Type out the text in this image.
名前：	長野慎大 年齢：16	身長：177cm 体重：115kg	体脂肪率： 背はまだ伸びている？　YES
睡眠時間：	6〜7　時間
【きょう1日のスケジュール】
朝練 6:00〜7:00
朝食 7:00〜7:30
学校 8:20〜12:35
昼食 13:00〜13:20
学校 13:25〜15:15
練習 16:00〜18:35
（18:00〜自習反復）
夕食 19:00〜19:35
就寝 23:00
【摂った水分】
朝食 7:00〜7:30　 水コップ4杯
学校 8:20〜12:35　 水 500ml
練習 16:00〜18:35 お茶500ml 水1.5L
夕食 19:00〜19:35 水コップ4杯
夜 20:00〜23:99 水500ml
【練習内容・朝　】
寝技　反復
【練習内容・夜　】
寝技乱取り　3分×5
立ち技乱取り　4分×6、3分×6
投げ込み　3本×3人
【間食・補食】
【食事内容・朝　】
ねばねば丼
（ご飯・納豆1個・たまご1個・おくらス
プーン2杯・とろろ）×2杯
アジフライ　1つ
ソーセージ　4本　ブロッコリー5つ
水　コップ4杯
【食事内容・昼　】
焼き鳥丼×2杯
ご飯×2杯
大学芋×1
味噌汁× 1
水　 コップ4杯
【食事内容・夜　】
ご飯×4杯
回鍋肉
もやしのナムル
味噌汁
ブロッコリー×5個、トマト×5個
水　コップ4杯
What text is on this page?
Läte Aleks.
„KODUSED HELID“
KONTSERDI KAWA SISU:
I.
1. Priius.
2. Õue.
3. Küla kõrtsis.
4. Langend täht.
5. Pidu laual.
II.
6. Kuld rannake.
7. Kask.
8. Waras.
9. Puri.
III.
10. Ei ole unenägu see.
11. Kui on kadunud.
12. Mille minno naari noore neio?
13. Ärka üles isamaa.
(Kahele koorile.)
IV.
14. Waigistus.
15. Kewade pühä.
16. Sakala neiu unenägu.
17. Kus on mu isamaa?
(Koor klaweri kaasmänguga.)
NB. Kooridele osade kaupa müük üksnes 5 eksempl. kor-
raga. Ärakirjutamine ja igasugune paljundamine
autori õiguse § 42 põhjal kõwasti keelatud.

* * * * * * * * *

## Given instruction
Search the records for the word "unenägu" and copy every line where it occurs.

## Finished exercise
10. Ei ole unenägu see.
16. Sakala neiu unenägu.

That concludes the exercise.